§ **Do this**:
Copy out each line of the data that holds the word "rodziców".

Collected data entries:
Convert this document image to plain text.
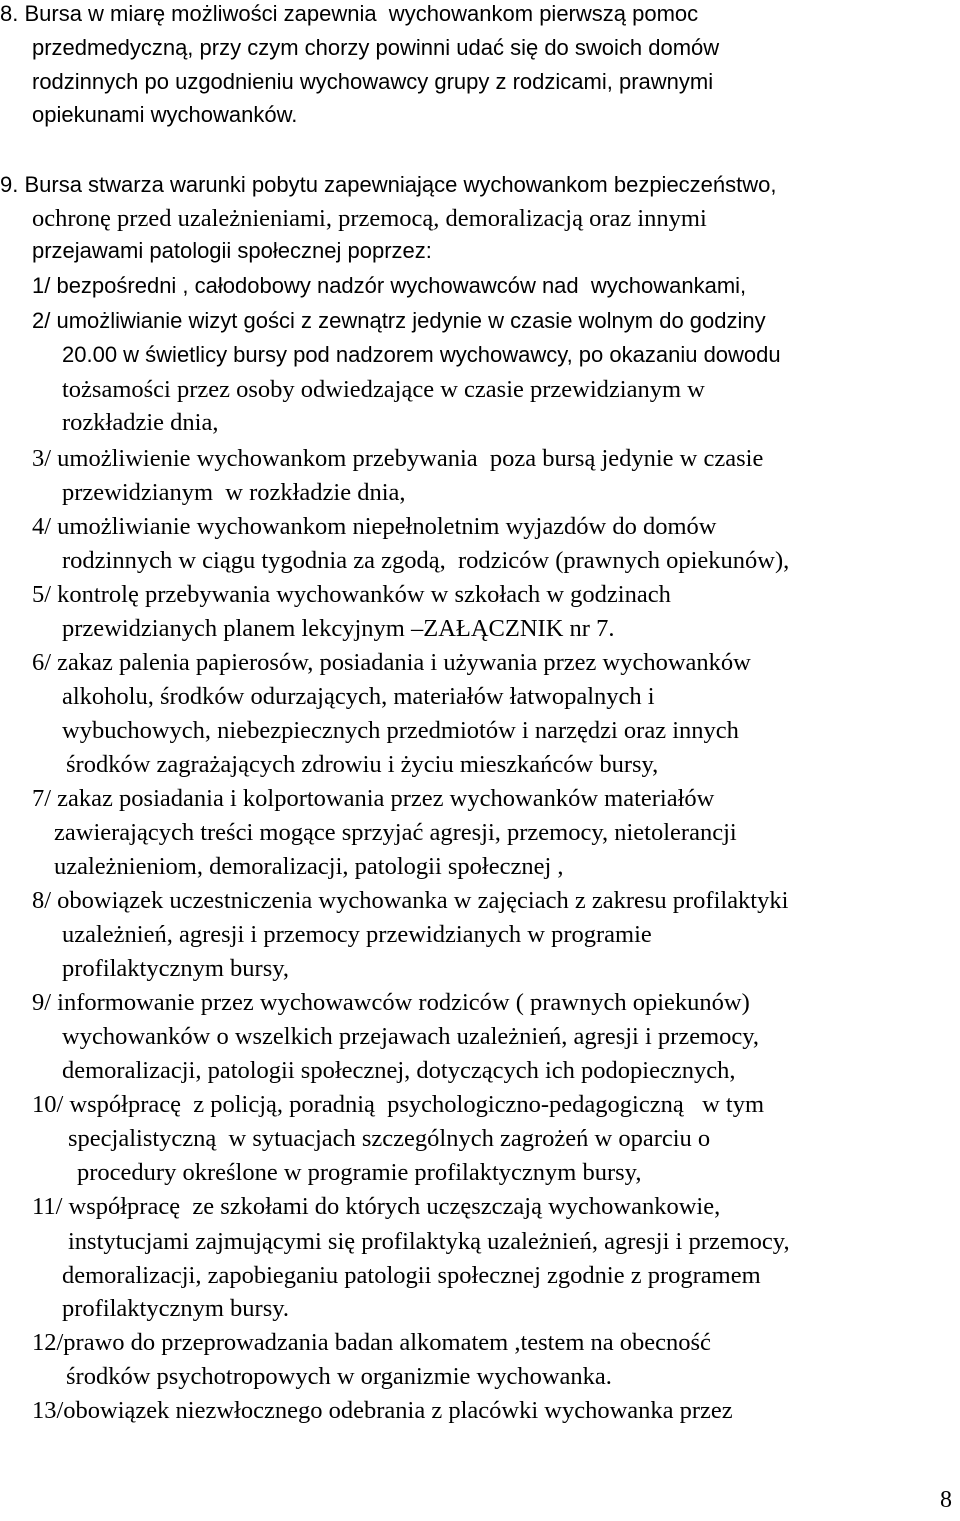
8. Bursa w miarę możliwości zapewnia  wychowankom pierwszą pomoc
przedmedyczną, przy czym chorzy powinni udać się do swoich domów
rodzinnych po uzgodnieniu wychowawcy grupy z rodzicami, prawnymi
opiekunami wychowanków.
9. Bursa stwarza warunki pobytu zapewniające wychowankom bezpieczeństwo,
ochronę przed uzależnieniami, przemocą, demoralizacją oraz innymi
przejawami patologii społecznej poprzez:
1/ bezpośredni , całodobowy nadzór wychowawców nad  wychowankami,
2/ umożliwianie wizyt gości z zewnątrz jedynie w czasie wolnym do godziny
20.00 w świetlicy bursy pod nadzorem wychowawcy, po okazaniu dowodu
tożsamości przez osoby odwiedzające w czasie przewidzianym w
rozkładzie dnia,
3/ umożliwienie wychowankom przebywania  poza bursą jedynie w czasie
przewidzianym  w rozkładzie dnia,
4/ umożliwianie wychowankom niepełnoletnim wyjazdów do domów
rodzinnych w ciągu tygodnia za zgodą,  rodziców (prawnych opiekunów),
5/ kontrolę przebywania wychowanków w szkołach w godzinach
przewidzianych planem lekcyjnym –ZAŁĄCZNIK nr 7.
6/ zakaz palenia papierosów, posiadania i używania przez wychowanków
alkoholu, środków odurzających, materiałów łatwopalnych i
wybuchowych, niebezpiecznych przedmiotów i narzędzi oraz innych
środków zagrażających zdrowiu i życiu mieszkańców bursy,
7/ zakaz posiadania i kolportowania przez wychowanków materiałów
zawierających treści mogące sprzyjać agresji, przemocy, nietolerancji
uzależnieniom, demoralizacji, patologii społecznej ,
8/ obowiązek uczestniczenia wychowanka w zajęciach z zakresu profilaktyki
uzależnień, agresji i przemocy przewidzianych w programie
profilaktycznym bursy,
9/ informowanie przez wychowawców rodziców ( prawnych opiekunów)
wychowanków o wszelkich przejawach uzależnień, agresji i przemocy,
demoralizacji, patologii społecznej, dotyczących ich podopiecznych,
10/ współpracę  z policją, poradnią  psychologiczno-pedagogiczną   w tym
specjalistyczną  w sytuacjach szczególnych zagrożeń w oparciu o
procedury określone w programie profilaktycznym bursy,
11/ współpracę  ze szkołami do których uczęszczają wychowankowie,
instytucjami zajmującymi się profilaktyką uzależnień, agresji i przemocy,
demoralizacji, zapobieganiu patologii społecznej zgodnie z programem
profilaktycznym bursy.
12/prawo do przeprowadzania badan alkomatem ,testem na obecność
środków psychotropowych w organizmie wychowanka.
13/obowiązek niezwłocznego odebrania z placówki wychowanka przez
8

§ **The answer**:
rodzinnych w ciągu tygodnia za zgodą,  rodziców (prawnych opiekunów),
9/ informowanie przez wychowawców rodziców ( prawnych opiekunów)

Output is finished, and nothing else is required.